start

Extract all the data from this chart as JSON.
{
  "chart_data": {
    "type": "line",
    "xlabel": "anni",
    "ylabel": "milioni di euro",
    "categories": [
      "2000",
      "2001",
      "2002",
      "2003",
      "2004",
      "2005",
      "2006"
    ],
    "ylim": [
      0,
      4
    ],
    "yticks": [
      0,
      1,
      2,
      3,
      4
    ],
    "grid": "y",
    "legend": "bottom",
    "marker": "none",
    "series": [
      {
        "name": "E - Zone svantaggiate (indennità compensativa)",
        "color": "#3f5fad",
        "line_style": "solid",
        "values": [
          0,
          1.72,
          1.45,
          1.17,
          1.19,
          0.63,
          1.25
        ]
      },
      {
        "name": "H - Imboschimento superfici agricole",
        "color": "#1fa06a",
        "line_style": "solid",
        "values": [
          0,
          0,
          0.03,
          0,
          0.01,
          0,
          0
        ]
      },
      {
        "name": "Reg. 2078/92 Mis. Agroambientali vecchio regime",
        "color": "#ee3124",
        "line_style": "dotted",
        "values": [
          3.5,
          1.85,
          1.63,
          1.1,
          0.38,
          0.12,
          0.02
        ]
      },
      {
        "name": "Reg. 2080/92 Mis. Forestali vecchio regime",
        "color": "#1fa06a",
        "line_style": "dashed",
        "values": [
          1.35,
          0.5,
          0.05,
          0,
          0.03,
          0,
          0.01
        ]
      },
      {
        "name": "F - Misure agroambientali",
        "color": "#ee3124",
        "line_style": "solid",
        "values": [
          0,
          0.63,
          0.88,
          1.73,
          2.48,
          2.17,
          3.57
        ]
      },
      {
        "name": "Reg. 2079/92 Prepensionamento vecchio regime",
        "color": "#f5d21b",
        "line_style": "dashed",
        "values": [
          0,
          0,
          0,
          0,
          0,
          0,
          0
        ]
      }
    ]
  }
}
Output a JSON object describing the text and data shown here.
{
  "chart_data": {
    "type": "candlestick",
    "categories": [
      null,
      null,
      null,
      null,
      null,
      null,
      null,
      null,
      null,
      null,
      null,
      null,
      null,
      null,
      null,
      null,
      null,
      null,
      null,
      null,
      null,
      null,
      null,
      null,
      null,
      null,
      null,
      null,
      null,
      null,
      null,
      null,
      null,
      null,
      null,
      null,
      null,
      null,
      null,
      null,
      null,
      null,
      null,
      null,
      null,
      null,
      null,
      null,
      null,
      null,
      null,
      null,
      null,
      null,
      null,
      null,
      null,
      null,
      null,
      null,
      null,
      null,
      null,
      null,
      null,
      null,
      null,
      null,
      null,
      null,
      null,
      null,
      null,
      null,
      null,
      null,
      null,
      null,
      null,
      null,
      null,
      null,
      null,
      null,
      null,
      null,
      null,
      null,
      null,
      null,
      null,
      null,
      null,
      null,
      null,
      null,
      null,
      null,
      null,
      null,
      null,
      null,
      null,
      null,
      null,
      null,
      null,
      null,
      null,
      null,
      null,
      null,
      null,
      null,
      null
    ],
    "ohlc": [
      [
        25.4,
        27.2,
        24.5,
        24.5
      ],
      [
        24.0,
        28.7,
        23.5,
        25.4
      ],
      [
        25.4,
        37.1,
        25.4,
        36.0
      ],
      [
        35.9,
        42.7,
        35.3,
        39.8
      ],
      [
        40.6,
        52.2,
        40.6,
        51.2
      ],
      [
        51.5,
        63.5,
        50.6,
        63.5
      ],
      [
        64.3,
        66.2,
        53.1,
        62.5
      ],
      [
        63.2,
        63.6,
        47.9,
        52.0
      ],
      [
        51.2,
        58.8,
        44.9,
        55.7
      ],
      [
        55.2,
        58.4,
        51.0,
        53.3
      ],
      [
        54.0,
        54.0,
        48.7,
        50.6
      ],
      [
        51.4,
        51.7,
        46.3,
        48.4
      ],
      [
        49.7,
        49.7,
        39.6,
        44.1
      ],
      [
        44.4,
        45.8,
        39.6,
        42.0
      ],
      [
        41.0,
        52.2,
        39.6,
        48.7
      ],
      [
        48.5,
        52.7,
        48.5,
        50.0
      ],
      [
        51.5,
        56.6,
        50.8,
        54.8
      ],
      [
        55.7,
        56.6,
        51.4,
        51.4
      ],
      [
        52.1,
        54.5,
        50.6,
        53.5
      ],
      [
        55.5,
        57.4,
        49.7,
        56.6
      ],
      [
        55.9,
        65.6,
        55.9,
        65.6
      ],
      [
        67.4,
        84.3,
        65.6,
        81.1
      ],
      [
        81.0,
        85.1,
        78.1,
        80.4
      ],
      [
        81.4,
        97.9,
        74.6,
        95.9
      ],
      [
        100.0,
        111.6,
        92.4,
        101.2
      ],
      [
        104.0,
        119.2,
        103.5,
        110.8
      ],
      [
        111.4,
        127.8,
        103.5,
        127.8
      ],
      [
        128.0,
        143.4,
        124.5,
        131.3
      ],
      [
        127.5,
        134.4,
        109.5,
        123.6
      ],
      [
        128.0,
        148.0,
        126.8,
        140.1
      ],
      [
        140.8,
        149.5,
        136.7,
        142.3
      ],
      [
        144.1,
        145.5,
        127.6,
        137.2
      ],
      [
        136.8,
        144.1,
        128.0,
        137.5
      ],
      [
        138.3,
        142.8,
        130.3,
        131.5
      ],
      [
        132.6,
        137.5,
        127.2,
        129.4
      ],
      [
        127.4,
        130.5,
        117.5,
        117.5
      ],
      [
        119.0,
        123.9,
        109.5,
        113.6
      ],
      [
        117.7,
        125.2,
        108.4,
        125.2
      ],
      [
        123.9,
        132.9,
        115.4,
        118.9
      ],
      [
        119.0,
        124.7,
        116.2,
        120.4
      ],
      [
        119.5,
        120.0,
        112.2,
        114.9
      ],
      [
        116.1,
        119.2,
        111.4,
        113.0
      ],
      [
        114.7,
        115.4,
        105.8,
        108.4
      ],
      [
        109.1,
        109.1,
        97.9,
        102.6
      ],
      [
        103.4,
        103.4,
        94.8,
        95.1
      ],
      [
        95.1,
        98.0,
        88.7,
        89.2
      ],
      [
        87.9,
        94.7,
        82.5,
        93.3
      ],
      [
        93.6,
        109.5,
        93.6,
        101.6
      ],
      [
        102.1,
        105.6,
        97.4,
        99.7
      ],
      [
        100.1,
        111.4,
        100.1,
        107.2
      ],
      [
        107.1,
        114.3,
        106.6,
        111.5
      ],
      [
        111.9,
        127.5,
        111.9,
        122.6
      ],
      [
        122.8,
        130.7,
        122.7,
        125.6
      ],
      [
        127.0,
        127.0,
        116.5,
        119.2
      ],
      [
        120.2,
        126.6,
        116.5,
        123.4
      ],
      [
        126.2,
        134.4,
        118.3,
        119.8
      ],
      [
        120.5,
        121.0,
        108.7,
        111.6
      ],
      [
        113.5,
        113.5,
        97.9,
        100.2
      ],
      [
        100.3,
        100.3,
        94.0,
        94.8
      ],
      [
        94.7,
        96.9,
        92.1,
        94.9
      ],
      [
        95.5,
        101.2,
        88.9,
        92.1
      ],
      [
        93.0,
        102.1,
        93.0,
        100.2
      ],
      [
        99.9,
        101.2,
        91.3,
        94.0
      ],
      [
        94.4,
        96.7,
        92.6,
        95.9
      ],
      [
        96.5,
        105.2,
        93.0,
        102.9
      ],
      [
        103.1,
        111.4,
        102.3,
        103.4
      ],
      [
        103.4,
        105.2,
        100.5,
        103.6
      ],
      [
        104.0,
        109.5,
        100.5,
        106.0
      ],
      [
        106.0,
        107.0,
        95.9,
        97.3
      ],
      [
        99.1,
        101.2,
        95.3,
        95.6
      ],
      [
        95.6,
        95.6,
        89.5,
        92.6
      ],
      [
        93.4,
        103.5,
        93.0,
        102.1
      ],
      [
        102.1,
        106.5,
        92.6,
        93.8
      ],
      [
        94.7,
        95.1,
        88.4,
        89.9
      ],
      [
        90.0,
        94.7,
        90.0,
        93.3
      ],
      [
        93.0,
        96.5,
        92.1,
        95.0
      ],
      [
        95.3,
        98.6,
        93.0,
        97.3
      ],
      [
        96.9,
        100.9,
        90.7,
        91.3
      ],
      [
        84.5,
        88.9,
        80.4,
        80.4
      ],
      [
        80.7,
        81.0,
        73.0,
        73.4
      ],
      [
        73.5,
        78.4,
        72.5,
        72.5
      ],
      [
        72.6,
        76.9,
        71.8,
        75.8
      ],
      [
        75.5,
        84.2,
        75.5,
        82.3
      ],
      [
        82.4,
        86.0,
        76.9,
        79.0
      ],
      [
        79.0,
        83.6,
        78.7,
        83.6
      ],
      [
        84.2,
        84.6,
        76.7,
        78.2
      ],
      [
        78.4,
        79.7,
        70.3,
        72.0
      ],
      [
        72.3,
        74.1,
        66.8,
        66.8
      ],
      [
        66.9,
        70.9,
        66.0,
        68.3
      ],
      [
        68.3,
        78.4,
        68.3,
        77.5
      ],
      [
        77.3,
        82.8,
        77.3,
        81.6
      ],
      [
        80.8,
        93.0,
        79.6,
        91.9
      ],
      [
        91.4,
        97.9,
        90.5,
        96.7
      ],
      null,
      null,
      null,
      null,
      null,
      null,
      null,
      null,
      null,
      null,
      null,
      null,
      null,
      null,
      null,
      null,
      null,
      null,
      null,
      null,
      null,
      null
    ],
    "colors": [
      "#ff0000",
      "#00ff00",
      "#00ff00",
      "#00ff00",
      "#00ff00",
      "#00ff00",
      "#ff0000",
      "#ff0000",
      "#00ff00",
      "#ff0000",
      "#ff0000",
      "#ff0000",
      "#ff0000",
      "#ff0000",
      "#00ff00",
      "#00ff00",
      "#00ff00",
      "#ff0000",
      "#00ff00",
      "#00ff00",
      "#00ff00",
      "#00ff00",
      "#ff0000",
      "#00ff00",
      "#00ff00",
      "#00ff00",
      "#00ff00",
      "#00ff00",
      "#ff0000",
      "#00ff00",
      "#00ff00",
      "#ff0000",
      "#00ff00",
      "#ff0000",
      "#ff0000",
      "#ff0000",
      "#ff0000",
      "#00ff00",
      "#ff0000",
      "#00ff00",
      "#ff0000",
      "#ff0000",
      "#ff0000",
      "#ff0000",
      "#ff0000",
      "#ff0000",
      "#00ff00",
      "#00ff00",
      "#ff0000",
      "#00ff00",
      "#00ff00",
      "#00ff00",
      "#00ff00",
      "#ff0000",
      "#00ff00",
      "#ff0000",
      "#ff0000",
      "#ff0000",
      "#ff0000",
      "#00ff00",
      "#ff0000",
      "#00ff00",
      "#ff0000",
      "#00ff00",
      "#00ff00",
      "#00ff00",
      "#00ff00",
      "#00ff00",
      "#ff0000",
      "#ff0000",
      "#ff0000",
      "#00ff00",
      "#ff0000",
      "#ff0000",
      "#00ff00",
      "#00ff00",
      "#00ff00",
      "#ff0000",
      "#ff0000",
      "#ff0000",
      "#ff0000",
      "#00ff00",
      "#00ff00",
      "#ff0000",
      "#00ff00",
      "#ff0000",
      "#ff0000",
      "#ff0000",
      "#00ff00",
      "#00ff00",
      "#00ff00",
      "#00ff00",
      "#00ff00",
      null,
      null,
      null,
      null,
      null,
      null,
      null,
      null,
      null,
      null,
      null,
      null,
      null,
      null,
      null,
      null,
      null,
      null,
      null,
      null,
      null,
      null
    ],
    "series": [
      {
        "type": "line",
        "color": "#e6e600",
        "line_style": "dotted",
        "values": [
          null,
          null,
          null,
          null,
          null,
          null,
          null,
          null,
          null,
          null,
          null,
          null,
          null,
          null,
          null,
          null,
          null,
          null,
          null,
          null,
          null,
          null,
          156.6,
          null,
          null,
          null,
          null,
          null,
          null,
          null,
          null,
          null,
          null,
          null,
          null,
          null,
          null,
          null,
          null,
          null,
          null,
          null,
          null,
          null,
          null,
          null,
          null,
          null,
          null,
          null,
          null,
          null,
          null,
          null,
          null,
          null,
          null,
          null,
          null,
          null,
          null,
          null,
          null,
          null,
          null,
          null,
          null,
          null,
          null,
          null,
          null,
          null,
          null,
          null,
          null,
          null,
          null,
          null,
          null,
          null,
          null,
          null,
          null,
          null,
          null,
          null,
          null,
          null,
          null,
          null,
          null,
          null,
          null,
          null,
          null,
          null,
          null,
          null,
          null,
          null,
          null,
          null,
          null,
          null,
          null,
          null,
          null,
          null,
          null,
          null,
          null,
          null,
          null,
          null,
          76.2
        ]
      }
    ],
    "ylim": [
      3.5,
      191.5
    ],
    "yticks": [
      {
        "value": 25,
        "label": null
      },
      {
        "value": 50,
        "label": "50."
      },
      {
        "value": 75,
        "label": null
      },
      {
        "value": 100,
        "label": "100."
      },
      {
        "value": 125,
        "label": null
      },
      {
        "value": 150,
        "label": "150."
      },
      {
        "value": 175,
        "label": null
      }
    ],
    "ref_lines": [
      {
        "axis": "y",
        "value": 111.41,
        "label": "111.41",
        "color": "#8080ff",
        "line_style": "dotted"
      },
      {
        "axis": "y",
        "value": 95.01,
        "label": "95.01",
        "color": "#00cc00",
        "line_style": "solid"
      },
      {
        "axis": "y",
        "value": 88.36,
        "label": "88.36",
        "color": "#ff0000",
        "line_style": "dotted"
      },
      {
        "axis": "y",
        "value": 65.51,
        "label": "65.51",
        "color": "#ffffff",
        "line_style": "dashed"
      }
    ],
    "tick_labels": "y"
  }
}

end

#### [EXERCISE DIRECTIONS]
In the entries above, find each line with the word "regime" and show it.

#### [OUTPUT BELOW]
        "name": "Reg. 2078/92 Mis. Agroambientali vecchio regime",
        "name": "Reg. 2080/92 Mis. Forestali vecchio regime",
        "name": "Reg. 2079/92 Prepensionamento vecchio regime",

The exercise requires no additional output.